**To do**
According to the passage on Alberta's inflation, which sectors does the province's investment pipeline span?

**Passage to read**
● Alberta just hit a milestone worth celebrating. A local economic commentator, the province's inflation rate dropped to 1.8% in September 2025 — significantly lower than its 25-year average of 3.3%. It's one of the quietest inflationary stretches Alberta has seen in decades.
● This is notable because Alberta typically runs hotter than the rest of Canada. When oil and gas are booming, wages climb, spending picks up, and prices tend to follow. As Martyupnorth®- Unacceptable Fact Checker puts it, that's just "the side effect of a powerhouse economy."
● But things have cooled off recently. Energy prices have stabilized, supply chains are back to normal after the pandemic chaos, and price pressures have eased across housing, transport, and services. Economists say this could boost consumer confidence and help wages grow in real terms after the sharp price spikes of 2022–2023.
● Lower inflation might slightly reduce provincial revenue from oil royalties and sales taxes, but Alberta's investment pipeline — spanning tech, renewables, and manufacturing — should cushion the impact. The goal remains the same: less volatility, same competitive edge.
● The CPI chart tells the story clearly: after peaking in 2022, inflation has steadily declined. It's a familiar pattern — boom-time heat followed by normalization. Boom times come with a little heat, but we're built for it.
● Right now, Alberta stands out as one of Canada's most stable regional economies — a rare moment of balance in a world still grappling with price swings.

**Listed records**
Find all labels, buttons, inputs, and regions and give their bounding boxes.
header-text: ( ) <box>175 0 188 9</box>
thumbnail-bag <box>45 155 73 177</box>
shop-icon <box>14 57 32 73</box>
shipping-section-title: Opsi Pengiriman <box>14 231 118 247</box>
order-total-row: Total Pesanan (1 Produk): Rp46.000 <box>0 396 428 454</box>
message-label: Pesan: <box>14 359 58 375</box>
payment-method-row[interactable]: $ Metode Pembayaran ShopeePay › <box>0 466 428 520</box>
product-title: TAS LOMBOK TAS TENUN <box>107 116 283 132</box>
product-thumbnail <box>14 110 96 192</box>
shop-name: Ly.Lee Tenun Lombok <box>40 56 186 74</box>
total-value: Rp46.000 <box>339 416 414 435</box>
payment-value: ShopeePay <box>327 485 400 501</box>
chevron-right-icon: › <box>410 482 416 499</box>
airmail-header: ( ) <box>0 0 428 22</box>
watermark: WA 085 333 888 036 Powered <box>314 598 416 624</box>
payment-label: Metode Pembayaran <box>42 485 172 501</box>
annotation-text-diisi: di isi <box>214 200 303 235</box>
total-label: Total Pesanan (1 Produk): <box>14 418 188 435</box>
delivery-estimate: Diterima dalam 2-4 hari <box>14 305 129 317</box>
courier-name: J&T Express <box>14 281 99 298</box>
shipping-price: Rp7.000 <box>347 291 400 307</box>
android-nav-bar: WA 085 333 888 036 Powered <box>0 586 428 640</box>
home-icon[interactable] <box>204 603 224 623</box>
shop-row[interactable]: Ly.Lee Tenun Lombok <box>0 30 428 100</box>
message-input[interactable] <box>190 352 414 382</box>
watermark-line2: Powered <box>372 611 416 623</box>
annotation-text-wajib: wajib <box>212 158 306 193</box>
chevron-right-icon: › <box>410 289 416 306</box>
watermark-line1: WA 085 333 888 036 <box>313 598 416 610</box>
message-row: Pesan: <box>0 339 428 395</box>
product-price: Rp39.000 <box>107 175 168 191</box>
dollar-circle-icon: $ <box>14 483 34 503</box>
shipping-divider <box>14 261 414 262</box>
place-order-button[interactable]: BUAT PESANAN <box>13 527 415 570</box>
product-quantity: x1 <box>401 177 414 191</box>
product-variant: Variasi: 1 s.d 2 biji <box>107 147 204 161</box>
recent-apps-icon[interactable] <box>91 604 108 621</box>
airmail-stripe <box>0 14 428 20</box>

**Task answer**
Tech, renewables, and manufacturing.